→ THE EXERCISE
All of the lines below are to be printed again exactly; images are excluded from the output.

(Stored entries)
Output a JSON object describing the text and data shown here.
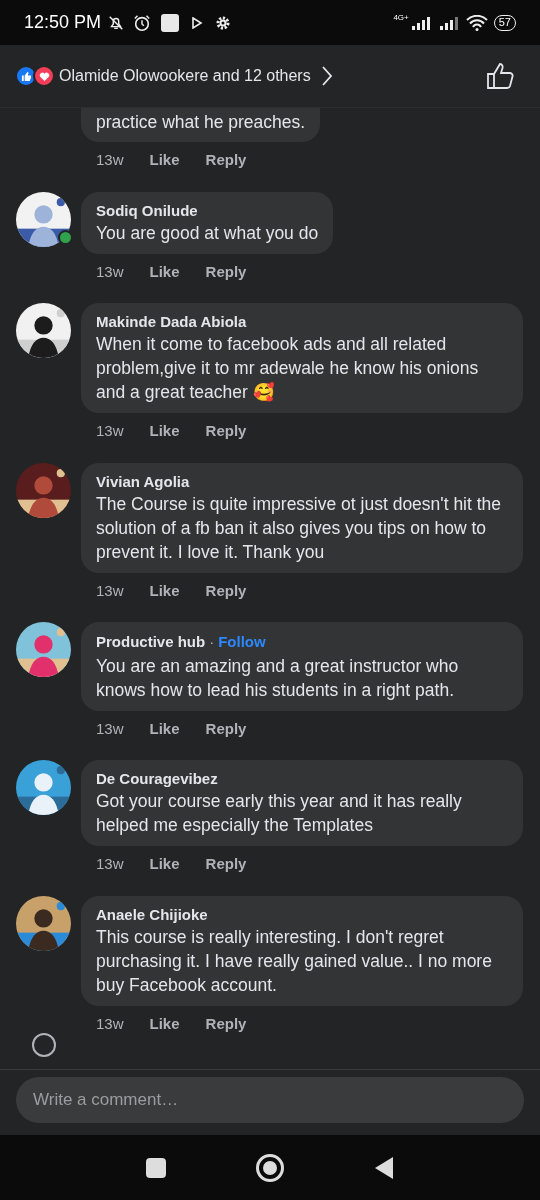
{
  "status_bar": {
    "time": "12:50 PM",
    "network": "4G+",
    "battery": "57"
  },
  "reactions_header": {
    "summary": "Olamide Olowookere and 12 others"
  },
  "comments": [
    {
      "text": "practice what he preaches.",
      "time": "13w",
      "like": "Like",
      "reply": "Reply",
      "online": false,
      "cut_top": true
    },
    {
      "author": "Sodiq Onilude",
      "text": "You are good at what you do",
      "time": "13w",
      "like": "Like",
      "reply": "Reply",
      "online": true,
      "cut_top": false
    },
    {
      "author": "Makinde Dada Abiola",
      "text": "When it come to facebook ads and all related problem,give it to mr adewale he know his onions and a great teacher 🥰",
      "time": "13w",
      "like": "Like",
      "reply": "Reply",
      "online": false,
      "cut_top": false
    },
    {
      "author": "Vivian Agolia",
      "text": "The Course is quite impressive ot just doesn't hit the solution of a fb ban it also gives you tips on how to prevent it. I love it. Thank you",
      "time": "13w",
      "like": "Like",
      "reply": "Reply",
      "online": false,
      "cut_top": false
    },
    {
      "author": "Productive hub",
      "separator": "·",
      "follow": "Follow",
      "text": "You are an amazing and a great instructor who knows how to lead his students in a right path.",
      "time": "13w",
      "like": "Like",
      "reply": "Reply",
      "online": false,
      "cut_top": false
    },
    {
      "author": "De Couragevibez",
      "text": "Got your course early this year and it has really helped me especially the Templates",
      "time": "13w",
      "like": "Like",
      "reply": "Reply",
      "online": false,
      "cut_top": false
    },
    {
      "author": "Anaele Chijioke",
      "text": "This course is really interesting. I don't regret purchasing it. I have really gained value.. I no more buy Facebook account.",
      "time": "13w",
      "like": "Like",
      "reply": "Reply",
      "online": false,
      "cut_top": false
    }
  ],
  "composer": {
    "placeholder": "Write a comment…"
  }
}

→ TASK RESULT
Output a JSON object describing the text and data shown here.
{
  "status_bar": {
    "time": "12:50 PM",
    "network": "4G+",
    "battery": "57"
  },
  "reactions_header": {
    "summary": "Olamide Olowookere and 12 others"
  },
  "comments": [
    {
      "text": "practice what he preaches.",
      "time": "13w",
      "like": "Like",
      "reply": "Reply",
      "online": false,
      "cut_top": true
    },
    {
      "author": "Sodiq Onilude",
      "text": "You are good at what you do",
      "time": "13w",
      "like": "Like",
      "reply": "Reply",
      "online": true,
      "cut_top": false
    },
    {
      "author": "Makinde Dada Abiola",
      "text": "When it come to facebook ads and all related problem,give it to mr adewale he know his onions and a great teacher 🥰",
      "time": "13w",
      "like": "Like",
      "reply": "Reply",
      "online": false,
      "cut_top": false
    },
    {
      "author": "Vivian Agolia",
      "text": "The Course is quite impressive ot just doesn't hit the solution of a fb ban it also gives you tips on how to prevent it. I love it. Thank you",
      "time": "13w",
      "like": "Like",
      "reply": "Reply",
      "online": false,
      "cut_top": false
    },
    {
      "author": "Productive hub",
      "separator": "·",
      "follow": "Follow",
      "text": "You are an amazing and a great instructor who knows how to lead his students in a right path.",
      "time": "13w",
      "like": "Like",
      "reply": "Reply",
      "online": false,
      "cut_top": false
    },
    {
      "author": "De Couragevibez",
      "text": "Got your course early this year and it has really helped me especially the Templates",
      "time": "13w",
      "like": "Like",
      "reply": "Reply",
      "online": false,
      "cut_top": false
    },
    {
      "author": "Anaele Chijioke",
      "text": "This course is really interesting. I don't regret purchasing it. I have really gained value.. I no more buy Facebook account.",
      "time": "13w",
      "like": "Like",
      "reply": "Reply",
      "online": false,
      "cut_top": false
    }
  ],
  "composer": {
    "placeholder": "Write a comment…"
  }
}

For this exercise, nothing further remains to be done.